**ENTRIES SHOWN**

================

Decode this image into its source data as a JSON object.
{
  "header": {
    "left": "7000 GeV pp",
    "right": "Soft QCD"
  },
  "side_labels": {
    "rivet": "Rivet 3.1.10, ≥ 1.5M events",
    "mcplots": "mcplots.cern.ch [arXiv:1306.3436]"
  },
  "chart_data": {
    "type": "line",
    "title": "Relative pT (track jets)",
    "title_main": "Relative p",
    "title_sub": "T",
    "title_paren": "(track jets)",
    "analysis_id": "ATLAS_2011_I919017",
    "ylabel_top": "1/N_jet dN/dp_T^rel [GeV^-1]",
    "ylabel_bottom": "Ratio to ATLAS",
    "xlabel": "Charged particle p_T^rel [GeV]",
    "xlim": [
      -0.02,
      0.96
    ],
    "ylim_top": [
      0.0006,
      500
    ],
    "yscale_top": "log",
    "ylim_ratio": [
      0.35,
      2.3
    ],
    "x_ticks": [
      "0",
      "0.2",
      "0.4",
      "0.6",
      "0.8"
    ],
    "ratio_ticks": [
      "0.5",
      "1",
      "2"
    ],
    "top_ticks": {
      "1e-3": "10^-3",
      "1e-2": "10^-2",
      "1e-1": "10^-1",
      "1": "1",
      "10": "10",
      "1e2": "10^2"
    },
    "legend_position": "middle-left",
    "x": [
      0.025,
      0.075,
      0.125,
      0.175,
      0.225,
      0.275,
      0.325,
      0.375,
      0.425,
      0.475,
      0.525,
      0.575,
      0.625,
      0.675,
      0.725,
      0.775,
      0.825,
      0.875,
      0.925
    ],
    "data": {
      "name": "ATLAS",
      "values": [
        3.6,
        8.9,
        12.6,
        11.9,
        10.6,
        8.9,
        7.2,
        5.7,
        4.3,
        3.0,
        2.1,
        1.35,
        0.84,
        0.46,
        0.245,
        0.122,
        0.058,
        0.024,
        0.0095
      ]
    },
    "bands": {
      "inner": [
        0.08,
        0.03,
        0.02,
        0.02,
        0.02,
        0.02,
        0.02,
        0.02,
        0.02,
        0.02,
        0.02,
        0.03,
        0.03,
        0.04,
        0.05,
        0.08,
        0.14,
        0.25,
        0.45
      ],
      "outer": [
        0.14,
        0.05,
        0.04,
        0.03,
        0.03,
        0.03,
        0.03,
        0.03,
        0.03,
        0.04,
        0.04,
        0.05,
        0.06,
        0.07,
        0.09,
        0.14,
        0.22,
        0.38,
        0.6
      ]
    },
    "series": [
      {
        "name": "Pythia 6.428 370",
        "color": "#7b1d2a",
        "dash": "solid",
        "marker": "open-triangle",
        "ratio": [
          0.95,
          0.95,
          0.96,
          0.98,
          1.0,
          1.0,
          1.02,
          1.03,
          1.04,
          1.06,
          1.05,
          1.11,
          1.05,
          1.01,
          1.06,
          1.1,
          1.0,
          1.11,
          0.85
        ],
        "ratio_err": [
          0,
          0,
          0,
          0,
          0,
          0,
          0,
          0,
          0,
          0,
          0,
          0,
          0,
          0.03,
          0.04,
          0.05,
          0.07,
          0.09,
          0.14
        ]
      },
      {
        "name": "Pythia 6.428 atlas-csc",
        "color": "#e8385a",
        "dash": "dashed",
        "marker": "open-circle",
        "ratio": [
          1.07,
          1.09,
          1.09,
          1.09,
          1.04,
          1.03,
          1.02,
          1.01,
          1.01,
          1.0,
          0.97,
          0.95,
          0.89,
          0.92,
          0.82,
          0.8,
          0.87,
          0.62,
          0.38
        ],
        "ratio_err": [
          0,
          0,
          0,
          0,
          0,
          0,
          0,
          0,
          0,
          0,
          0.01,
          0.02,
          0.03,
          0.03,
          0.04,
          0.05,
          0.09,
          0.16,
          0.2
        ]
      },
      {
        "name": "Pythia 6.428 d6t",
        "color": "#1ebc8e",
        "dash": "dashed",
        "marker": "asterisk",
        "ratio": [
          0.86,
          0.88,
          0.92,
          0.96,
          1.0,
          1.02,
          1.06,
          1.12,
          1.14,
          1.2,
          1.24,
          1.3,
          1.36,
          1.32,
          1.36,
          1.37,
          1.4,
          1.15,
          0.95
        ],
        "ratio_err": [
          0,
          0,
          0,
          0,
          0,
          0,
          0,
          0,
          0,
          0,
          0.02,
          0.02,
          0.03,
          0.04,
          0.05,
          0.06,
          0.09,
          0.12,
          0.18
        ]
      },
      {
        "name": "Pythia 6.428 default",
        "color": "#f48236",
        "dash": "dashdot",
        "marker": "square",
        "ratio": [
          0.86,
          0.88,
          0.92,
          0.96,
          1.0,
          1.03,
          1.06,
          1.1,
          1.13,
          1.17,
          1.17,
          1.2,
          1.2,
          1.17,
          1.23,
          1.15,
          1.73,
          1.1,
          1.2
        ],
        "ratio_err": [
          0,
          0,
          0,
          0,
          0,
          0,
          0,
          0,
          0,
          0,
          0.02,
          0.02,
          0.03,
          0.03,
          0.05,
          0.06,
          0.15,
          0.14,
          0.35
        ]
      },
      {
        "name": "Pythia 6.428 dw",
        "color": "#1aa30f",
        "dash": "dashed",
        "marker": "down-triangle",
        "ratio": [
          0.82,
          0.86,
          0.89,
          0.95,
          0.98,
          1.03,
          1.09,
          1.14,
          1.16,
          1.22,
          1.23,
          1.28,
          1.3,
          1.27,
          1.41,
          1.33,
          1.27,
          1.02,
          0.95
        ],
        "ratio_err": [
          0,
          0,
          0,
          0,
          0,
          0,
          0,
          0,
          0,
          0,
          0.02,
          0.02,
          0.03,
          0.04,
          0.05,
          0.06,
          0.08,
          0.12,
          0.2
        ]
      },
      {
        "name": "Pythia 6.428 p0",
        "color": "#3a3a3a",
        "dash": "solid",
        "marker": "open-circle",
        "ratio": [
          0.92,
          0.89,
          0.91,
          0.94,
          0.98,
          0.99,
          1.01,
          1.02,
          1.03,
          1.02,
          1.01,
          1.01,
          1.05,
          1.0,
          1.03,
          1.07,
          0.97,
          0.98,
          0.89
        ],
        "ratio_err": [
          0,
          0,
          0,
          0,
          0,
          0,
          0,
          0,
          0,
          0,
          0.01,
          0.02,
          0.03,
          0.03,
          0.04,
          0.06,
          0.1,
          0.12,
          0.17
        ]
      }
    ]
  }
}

================

**TASK BRIEF**
Write out each line of the data above again, exactly as given.

**IN RESPONSE**
Decode this image into its source data as a JSON object.
{
  "header": {
    "left": "7000 GeV pp",
    "right": "Soft QCD"
  },
  "side_labels": {
    "rivet": "Rivet 3.1.10, ≥ 1.5M events",
    "mcplots": "mcplots.cern.ch [arXiv:1306.3436]"
  },
  "chart_data": {
    "type": "line",
    "title": "Relative pT (track jets)",
    "title_main": "Relative p",
    "title_sub": "T",
    "title_paren": "(track jets)",
    "analysis_id": "ATLAS_2011_I919017",
    "ylabel_top": "1/N_jet dN/dp_T^rel [GeV^-1]",
    "ylabel_bottom": "Ratio to ATLAS",
    "xlabel": "Charged particle p_T^rel [GeV]",
    "xlim": [
      -0.02,
      0.96
    ],
    "ylim_top": [
      0.0006,
      500
    ],
    "yscale_top": "log",
    "ylim_ratio": [
      0.35,
      2.3
    ],
    "x_ticks": [
      "0",
      "0.2",
      "0.4",
      "0.6",
      "0.8"
    ],
    "ratio_ticks": [
      "0.5",
      "1",
      "2"
    ],
    "top_ticks": {
      "1e-3": "10^-3",
      "1e-2": "10^-2",
      "1e-1": "10^-1",
      "1": "1",
      "10": "10",
      "1e2": "10^2"
    },
    "legend_position": "middle-left",
    "x": [
      0.025,
      0.075,
      0.125,
      0.175,
      0.225,
      0.275,
      0.325,
      0.375,
      0.425,
      0.475,
      0.525,
      0.575,
      0.625,
      0.675,
      0.725,
      0.775,
      0.825,
      0.875,
      0.925
    ],
    "data": {
      "name": "ATLAS",
      "values": [
        3.6,
        8.9,
        12.6,
        11.9,
        10.6,
        8.9,
        7.2,
        5.7,
        4.3,
        3.0,
        2.1,
        1.35,
        0.84,
        0.46,
        0.245,
        0.122,
        0.058,
        0.024,
        0.0095
      ]
    },
    "bands": {
      "inner": [
        0.08,
        0.03,
        0.02,
        0.02,
        0.02,
        0.02,
        0.02,
        0.02,
        0.02,
        0.02,
        0.02,
        0.03,
        0.03,
        0.04,
        0.05,
        0.08,
        0.14,
        0.25,
        0.45
      ],
      "outer": [
        0.14,
        0.05,
        0.04,
        0.03,
        0.03,
        0.03,
        0.03,
        0.03,
        0.03,
        0.04,
        0.04,
        0.05,
        0.06,
        0.07,
        0.09,
        0.14,
        0.22,
        0.38,
        0.6
      ]
    },
    "series": [
      {
        "name": "Pythia 6.428 370",
        "color": "#7b1d2a",
        "dash": "solid",
        "marker": "open-triangle",
        "ratio": [
          0.95,
          0.95,
          0.96,
          0.98,
          1.0,
          1.0,
          1.02,
          1.03,
          1.04,
          1.06,
          1.05,
          1.11,
          1.05,
          1.01,
          1.06,
          1.1,
          1.0,
          1.11,
          0.85
        ],
        "ratio_err": [
          0,
          0,
          0,
          0,
          0,
          0,
          0,
          0,
          0,
          0,
          0,
          0,
          0,
          0.03,
          0.04,
          0.05,
          0.07,
          0.09,
          0.14
        ]
      },
      {
        "name": "Pythia 6.428 atlas-csc",
        "color": "#e8385a",
        "dash": "dashed",
        "marker": "open-circle",
        "ratio": [
          1.07,
          1.09,
          1.09,
          1.09,
          1.04,
          1.03,
          1.02,
          1.01,
          1.01,
          1.0,
          0.97,
          0.95,
          0.89,
          0.92,
          0.82,
          0.8,
          0.87,
          0.62,
          0.38
        ],
        "ratio_err": [
          0,
          0,
          0,
          0,
          0,
          0,
          0,
          0,
          0,
          0,
          0.01,
          0.02,
          0.03,
          0.03,
          0.04,
          0.05,
          0.09,
          0.16,
          0.2
        ]
      },
      {
        "name": "Pythia 6.428 d6t",
        "color": "#1ebc8e",
        "dash": "dashed",
        "marker": "asterisk",
        "ratio": [
          0.86,
          0.88,
          0.92,
          0.96,
          1.0,
          1.02,
          1.06,
          1.12,
          1.14,
          1.2,
          1.24,
          1.3,
          1.36,
          1.32,
          1.36,
          1.37,
          1.4,
          1.15,
          0.95
        ],
        "ratio_err": [
          0,
          0,
          0,
          0,
          0,
          0,
          0,
          0,
          0,
          0,
          0.02,
          0.02,
          0.03,
          0.04,
          0.05,
          0.06,
          0.09,
          0.12,
          0.18
        ]
      },
      {
        "name": "Pythia 6.428 default",
        "color": "#f48236",
        "dash": "dashdot",
        "marker": "square",
        "ratio": [
          0.86,
          0.88,
          0.92,
          0.96,
          1.0,
          1.03,
          1.06,
          1.1,
          1.13,
          1.17,
          1.17,
          1.2,
          1.2,
          1.17,
          1.23,
          1.15,
          1.73,
          1.1,
          1.2
        ],
        "ratio_err": [
          0,
          0,
          0,
          0,
          0,
          0,
          0,
          0,
          0,
          0,
          0.02,
          0.02,
          0.03,
          0.03,
          0.05,
          0.06,
          0.15,
          0.14,
          0.35
        ]
      },
      {
        "name": "Pythia 6.428 dw",
        "color": "#1aa30f",
        "dash": "dashed",
        "marker": "down-triangle",
        "ratio": [
          0.82,
          0.86,
          0.89,
          0.95,
          0.98,
          1.03,
          1.09,
          1.14,
          1.16,
          1.22,
          1.23,
          1.28,
          1.3,
          1.27,
          1.41,
          1.33,
          1.27,
          1.02,
          0.95
        ],
        "ratio_err": [
          0,
          0,
          0,
          0,
          0,
          0,
          0,
          0,
          0,
          0,
          0.02,
          0.02,
          0.03,
          0.04,
          0.05,
          0.06,
          0.08,
          0.12,
          0.2
        ]
      },
      {
        "name": "Pythia 6.428 p0",
        "color": "#3a3a3a",
        "dash": "solid",
        "marker": "open-circle",
        "ratio": [
          0.92,
          0.89,
          0.91,
          0.94,
          0.98,
          0.99,
          1.01,
          1.02,
          1.03,
          1.02,
          1.01,
          1.01,
          1.05,
          1.0,
          1.03,
          1.07,
          0.97,
          0.98,
          0.89
        ],
        "ratio_err": [
          0,
          0,
          0,
          0,
          0,
          0,
          0,
          0,
          0,
          0,
          0.01,
          0.02,
          0.03,
          0.03,
          0.04,
          0.06,
          0.1,
          0.12,
          0.17
        ]
      }
    ]
  }
}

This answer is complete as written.